(Problem description): Using the listing below, give the number of lines where "inventory" appears, and nothing else.

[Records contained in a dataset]

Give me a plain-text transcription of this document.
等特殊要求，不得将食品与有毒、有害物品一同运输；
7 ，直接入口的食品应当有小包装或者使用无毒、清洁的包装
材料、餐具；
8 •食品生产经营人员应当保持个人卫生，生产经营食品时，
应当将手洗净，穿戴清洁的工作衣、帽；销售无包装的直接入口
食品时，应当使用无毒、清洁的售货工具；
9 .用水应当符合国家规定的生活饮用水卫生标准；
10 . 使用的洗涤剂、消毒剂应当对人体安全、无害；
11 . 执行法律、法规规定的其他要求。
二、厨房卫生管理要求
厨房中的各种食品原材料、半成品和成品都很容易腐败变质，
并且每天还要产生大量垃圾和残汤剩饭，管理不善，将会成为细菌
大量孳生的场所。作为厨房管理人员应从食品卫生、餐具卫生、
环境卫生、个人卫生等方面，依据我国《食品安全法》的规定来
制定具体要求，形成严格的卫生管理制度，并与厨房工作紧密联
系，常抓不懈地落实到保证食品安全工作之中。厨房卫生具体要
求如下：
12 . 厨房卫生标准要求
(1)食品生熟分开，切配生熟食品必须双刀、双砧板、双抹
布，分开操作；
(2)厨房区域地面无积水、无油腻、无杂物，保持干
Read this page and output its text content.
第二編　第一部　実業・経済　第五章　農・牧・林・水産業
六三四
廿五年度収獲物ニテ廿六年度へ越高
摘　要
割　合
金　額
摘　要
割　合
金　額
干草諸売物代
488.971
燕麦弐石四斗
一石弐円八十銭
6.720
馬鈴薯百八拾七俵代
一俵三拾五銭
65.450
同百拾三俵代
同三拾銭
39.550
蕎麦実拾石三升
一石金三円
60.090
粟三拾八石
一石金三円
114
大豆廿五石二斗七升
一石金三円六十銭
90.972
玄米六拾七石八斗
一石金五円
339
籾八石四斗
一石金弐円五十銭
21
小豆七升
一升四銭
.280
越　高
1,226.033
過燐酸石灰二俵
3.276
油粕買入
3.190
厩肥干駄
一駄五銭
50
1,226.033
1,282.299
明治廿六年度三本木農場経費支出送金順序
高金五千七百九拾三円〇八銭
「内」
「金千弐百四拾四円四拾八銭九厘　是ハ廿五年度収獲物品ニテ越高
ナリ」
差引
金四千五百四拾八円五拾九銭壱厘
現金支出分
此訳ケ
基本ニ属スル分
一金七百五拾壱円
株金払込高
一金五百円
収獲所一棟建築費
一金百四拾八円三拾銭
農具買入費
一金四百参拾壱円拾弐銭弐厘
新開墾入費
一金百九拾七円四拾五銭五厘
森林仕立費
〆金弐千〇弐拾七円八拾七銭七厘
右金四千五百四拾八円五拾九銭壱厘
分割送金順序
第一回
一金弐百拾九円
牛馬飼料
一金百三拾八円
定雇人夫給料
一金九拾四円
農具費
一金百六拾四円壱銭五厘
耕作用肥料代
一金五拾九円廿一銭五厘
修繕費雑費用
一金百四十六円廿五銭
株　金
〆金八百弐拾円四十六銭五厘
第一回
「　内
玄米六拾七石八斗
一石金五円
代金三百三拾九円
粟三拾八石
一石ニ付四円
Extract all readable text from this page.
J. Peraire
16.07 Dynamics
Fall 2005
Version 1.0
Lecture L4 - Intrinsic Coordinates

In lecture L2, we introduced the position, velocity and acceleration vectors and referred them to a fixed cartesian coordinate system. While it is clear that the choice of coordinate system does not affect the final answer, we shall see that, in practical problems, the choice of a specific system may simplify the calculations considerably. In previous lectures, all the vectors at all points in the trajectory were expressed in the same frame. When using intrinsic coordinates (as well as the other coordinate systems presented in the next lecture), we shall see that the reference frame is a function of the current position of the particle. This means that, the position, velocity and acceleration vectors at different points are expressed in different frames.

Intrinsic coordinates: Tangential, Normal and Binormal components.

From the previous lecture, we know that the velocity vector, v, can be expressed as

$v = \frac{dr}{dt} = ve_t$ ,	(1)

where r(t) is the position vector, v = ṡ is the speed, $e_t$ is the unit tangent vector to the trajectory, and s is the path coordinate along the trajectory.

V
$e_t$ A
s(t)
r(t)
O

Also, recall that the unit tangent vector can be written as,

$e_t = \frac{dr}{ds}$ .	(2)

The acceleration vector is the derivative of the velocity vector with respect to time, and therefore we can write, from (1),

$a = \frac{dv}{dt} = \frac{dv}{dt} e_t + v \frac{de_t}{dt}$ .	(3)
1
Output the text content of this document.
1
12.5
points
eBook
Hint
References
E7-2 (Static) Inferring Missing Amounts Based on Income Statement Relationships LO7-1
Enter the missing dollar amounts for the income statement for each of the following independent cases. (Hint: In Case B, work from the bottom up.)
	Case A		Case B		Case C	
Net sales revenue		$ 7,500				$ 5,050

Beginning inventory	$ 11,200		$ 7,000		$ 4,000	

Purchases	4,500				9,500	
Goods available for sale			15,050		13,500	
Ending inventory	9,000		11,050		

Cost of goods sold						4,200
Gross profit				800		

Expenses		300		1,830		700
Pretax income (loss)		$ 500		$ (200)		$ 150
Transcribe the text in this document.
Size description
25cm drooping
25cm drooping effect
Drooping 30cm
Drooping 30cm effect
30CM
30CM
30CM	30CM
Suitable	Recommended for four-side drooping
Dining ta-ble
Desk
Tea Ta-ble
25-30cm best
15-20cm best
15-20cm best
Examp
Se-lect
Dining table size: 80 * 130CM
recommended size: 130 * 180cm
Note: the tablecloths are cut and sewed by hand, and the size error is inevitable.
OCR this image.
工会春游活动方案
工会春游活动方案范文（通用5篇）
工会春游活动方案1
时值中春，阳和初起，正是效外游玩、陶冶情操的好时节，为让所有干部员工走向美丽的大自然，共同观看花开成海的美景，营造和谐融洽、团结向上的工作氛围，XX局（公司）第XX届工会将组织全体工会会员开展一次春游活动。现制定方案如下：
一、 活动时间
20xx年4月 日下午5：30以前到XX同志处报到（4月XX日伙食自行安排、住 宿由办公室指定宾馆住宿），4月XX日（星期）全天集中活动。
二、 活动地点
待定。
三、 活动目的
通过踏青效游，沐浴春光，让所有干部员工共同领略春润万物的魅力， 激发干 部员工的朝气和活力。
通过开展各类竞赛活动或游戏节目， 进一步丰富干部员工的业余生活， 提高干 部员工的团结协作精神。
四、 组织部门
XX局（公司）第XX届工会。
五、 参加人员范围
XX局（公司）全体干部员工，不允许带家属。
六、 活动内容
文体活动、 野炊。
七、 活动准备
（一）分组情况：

(Solution): 2